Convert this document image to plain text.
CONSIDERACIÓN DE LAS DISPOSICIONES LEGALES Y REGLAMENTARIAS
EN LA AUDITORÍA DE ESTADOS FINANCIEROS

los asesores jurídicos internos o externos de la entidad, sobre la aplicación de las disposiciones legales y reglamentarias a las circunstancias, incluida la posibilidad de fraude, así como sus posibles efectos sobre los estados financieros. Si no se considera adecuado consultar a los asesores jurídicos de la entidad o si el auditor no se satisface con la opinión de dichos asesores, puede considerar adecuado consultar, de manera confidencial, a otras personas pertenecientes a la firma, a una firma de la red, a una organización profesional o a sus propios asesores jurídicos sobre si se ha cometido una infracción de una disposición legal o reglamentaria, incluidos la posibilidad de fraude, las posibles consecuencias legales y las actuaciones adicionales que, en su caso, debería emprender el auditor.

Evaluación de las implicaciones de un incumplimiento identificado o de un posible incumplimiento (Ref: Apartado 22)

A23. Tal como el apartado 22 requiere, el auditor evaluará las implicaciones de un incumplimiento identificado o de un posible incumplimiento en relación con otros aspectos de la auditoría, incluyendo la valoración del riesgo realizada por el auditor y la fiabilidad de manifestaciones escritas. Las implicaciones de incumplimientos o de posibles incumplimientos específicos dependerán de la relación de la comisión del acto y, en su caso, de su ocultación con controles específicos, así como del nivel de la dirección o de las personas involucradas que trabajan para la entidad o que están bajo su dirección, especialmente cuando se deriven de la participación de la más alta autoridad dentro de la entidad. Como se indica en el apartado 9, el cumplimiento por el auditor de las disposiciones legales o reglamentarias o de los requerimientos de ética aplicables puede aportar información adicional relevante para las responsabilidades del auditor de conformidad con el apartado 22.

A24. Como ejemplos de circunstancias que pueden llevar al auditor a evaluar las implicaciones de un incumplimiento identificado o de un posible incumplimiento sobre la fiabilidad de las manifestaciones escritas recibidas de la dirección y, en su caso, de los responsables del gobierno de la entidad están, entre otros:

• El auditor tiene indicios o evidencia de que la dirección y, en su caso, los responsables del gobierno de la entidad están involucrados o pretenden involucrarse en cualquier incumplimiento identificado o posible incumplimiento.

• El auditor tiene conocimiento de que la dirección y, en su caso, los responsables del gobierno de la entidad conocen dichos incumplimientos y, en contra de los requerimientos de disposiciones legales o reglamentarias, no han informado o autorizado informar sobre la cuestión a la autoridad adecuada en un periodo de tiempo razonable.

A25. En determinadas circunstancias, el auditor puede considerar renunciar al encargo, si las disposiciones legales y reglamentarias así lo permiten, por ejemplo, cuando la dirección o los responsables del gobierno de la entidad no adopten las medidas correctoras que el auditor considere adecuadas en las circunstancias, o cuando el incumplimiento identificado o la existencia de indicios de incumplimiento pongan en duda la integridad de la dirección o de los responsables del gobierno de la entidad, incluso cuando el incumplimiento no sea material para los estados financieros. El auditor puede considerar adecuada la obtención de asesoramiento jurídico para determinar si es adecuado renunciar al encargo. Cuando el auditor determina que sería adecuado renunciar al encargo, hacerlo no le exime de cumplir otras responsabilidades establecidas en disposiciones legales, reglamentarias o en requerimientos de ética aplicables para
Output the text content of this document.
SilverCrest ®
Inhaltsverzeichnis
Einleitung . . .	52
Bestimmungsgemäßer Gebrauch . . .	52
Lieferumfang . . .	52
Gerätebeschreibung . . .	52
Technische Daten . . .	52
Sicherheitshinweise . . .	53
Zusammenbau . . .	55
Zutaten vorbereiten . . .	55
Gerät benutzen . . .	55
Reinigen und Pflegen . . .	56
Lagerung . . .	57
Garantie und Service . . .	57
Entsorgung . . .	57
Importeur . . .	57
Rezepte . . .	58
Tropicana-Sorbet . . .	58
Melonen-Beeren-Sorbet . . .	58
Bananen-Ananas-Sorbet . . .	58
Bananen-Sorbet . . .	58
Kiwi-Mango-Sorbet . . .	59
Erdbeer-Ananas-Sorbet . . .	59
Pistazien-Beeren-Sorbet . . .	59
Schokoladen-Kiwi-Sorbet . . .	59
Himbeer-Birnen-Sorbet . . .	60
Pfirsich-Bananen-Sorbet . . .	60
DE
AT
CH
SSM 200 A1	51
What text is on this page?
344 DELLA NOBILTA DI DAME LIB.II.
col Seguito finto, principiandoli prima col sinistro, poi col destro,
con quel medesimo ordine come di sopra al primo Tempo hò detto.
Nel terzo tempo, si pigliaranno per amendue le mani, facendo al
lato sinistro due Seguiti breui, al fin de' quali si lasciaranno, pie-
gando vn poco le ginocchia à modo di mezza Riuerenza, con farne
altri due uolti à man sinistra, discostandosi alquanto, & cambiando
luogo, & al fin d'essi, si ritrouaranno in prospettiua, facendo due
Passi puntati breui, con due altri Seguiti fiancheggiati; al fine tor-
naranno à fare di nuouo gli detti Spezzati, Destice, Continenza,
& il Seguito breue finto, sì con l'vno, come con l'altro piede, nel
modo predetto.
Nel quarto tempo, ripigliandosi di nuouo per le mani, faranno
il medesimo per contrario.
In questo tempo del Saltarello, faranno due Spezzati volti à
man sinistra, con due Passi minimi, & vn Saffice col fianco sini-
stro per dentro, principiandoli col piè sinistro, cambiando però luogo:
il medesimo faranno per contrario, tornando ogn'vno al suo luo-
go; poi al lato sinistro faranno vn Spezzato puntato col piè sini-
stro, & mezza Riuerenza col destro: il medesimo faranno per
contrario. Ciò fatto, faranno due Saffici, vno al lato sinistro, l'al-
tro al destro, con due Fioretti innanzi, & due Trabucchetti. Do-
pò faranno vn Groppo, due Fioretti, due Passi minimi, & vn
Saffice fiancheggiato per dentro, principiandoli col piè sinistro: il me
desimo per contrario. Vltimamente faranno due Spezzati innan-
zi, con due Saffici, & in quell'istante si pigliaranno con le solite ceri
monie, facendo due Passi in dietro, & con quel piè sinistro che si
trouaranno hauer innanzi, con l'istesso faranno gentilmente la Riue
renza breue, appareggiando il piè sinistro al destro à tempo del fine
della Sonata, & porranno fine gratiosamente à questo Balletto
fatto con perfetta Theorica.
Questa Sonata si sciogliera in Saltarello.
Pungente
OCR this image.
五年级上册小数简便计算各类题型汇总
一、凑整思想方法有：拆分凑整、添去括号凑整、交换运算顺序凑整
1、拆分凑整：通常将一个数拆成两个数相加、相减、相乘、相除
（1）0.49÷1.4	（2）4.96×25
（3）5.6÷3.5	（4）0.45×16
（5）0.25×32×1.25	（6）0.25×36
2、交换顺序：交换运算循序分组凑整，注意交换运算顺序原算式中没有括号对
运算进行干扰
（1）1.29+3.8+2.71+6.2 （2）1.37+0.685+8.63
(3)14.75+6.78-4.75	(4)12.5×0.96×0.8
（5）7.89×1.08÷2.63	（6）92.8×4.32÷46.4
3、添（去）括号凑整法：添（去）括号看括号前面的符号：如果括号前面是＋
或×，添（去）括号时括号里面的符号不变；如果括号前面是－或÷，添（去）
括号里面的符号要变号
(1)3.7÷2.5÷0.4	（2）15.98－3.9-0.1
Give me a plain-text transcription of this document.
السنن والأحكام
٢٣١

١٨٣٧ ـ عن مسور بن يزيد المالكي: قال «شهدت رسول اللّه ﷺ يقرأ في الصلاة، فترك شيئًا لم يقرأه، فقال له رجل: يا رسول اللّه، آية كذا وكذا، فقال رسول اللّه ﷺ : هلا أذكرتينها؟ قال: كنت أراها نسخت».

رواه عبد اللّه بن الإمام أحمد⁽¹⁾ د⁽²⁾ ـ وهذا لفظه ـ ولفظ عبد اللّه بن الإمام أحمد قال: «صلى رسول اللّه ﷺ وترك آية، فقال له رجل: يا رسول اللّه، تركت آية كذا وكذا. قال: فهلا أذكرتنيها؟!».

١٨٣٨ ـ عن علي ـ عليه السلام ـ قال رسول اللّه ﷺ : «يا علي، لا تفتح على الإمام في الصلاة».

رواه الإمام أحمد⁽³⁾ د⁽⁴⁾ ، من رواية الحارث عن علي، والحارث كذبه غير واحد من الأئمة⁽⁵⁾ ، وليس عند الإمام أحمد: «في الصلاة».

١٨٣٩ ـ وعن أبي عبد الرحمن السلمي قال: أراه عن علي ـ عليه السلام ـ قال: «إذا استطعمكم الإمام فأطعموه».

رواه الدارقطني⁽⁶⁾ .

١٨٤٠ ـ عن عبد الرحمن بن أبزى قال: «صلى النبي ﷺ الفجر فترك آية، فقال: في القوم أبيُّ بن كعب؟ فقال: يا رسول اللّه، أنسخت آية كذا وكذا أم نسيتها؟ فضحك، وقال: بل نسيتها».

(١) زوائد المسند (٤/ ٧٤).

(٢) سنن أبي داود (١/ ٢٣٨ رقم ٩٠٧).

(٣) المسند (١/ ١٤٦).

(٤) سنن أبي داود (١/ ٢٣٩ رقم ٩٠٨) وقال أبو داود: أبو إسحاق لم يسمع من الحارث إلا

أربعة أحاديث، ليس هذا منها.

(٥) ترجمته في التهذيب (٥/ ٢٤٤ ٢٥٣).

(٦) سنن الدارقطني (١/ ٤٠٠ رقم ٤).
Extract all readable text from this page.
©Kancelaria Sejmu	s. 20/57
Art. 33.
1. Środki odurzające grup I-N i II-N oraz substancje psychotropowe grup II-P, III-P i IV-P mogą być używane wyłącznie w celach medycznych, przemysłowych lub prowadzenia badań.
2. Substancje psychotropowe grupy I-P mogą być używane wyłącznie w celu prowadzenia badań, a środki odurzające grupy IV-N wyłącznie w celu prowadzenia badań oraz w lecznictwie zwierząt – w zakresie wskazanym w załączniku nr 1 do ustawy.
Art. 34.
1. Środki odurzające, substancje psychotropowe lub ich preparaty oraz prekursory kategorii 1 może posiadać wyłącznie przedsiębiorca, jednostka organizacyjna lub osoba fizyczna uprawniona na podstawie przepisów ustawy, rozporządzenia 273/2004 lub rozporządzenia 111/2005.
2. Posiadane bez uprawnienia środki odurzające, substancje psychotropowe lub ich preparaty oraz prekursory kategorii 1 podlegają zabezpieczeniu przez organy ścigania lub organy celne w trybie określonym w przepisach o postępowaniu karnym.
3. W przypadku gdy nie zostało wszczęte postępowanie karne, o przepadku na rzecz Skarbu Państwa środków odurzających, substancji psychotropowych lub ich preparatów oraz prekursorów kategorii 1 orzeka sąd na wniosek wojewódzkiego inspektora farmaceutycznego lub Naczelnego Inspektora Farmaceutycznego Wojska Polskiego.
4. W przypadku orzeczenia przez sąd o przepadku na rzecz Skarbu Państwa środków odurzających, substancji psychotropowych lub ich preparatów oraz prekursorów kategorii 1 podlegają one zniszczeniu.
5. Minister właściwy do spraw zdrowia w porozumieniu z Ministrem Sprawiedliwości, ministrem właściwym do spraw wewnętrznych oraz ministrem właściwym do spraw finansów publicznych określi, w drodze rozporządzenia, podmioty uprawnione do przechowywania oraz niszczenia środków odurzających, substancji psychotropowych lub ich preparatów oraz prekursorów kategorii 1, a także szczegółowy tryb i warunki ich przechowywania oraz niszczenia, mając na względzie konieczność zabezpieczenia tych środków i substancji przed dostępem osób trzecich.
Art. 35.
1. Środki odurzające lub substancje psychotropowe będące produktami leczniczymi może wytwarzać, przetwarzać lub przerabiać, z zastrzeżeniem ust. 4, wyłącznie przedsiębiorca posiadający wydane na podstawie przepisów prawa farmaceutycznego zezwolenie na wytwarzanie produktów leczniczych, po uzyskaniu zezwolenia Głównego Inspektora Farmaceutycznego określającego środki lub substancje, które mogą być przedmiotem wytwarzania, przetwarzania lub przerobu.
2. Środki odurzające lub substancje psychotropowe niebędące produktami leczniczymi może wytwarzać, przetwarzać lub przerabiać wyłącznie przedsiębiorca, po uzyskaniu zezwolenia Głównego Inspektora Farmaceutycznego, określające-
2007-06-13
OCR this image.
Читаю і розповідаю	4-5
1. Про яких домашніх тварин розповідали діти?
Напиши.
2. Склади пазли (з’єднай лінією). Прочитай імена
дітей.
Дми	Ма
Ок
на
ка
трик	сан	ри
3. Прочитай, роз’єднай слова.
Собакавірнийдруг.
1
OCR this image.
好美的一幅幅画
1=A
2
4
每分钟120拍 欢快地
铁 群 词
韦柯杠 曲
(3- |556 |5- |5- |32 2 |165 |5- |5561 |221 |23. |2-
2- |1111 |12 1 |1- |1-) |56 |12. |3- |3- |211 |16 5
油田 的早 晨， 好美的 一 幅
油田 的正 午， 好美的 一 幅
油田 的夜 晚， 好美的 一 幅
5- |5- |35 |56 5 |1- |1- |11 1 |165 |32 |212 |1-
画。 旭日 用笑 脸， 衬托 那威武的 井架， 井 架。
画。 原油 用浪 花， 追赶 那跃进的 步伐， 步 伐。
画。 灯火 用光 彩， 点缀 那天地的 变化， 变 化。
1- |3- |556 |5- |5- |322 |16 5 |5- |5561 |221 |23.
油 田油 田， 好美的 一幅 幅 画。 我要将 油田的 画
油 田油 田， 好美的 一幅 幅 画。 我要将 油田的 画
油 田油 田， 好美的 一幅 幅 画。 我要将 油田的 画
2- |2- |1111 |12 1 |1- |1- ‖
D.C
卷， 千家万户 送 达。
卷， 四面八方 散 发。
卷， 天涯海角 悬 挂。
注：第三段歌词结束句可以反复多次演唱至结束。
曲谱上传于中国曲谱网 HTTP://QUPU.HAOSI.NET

Exercise objective: Your task is to list each line of the records with the word "Państwa".

Written answer:
3. W przypadku gdy nie zostało wszczęte postępowanie karne, o przepadku na rzecz Skarbu Państwa środków odurzających, substancji psychotropowych lub ich preparatów oraz prekursorów kategorii 1 orzeka sąd na wniosek wojewódzkiego inspektora farmaceutycznego lub Naczelnego Inspektora Farmaceutycznego Wojska Polskiego.
4. W przypadku orzeczenia przez sąd o przepadku na rzecz Skarbu Państwa środków odurzających, substancji psychotropowych lub ich preparatów oraz prekursorów kategorii 1 podlegają one zniszczeniu.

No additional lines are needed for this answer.